* _SUPPLIED INFORMATION_
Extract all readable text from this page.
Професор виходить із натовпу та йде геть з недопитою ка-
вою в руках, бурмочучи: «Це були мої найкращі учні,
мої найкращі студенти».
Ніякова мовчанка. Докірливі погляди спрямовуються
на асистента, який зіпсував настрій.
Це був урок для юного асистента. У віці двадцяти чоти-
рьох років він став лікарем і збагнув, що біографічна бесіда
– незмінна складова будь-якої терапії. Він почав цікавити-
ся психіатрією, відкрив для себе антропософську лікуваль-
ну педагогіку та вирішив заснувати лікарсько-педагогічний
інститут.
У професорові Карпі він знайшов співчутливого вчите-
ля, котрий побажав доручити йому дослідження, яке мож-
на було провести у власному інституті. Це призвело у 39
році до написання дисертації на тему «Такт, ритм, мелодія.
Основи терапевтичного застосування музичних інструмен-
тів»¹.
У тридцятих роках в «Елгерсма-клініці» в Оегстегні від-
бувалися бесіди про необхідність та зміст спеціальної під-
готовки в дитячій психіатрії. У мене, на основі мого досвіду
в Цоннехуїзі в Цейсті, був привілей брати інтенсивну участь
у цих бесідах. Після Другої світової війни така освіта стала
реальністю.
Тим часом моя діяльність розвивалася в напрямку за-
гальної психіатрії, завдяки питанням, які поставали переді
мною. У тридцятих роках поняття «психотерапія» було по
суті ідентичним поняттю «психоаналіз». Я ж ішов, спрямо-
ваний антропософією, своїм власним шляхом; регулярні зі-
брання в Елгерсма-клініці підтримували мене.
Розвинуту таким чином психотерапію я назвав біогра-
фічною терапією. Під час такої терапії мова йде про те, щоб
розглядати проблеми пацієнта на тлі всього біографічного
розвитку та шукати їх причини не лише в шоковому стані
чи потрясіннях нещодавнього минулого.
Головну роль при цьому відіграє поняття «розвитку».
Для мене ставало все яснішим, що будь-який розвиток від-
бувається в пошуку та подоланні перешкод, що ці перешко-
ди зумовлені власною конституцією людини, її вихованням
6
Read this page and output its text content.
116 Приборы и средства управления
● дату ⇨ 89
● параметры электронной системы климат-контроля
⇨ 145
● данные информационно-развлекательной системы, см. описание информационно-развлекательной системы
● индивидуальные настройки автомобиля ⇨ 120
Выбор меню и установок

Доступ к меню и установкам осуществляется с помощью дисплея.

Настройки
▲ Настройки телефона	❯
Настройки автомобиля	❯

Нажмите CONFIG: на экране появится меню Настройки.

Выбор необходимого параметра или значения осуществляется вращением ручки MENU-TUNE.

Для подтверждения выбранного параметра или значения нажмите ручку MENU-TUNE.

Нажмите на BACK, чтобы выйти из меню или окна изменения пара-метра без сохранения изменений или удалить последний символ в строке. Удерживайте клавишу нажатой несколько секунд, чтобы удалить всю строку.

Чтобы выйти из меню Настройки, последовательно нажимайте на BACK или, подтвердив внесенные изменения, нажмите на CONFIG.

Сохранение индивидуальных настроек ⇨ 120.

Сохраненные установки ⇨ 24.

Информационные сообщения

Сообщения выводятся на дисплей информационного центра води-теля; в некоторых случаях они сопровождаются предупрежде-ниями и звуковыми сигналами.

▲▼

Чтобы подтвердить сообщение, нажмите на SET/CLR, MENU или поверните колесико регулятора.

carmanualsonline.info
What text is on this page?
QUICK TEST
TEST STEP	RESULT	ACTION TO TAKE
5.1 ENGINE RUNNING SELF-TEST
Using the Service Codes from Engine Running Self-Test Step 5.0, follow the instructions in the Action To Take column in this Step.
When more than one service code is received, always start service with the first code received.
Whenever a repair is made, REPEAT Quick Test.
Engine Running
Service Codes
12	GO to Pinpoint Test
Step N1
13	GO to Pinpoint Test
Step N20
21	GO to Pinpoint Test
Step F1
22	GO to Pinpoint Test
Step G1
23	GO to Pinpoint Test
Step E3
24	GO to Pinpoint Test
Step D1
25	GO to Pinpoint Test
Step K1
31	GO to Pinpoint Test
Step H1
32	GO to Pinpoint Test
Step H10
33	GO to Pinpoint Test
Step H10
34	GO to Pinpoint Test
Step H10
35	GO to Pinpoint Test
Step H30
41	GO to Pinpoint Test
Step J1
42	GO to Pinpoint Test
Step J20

* _SET TASK_
Copy all lines of the material above where the string "изменения" occurs.

* _ANSWER TO THIS PROBLEM_
Нажмите на BACK, чтобы выйти из меню или окна изменения пара-метра без сохранения изменений или удалить последний символ в строке. Удерживайте клавишу нажатой несколько секунд, чтобы удалить всю строку.
Чтобы выйти из меню Настройки, последовательно нажимайте на BACK или, подтвердив внесенные изменения, нажмите на CONFIG.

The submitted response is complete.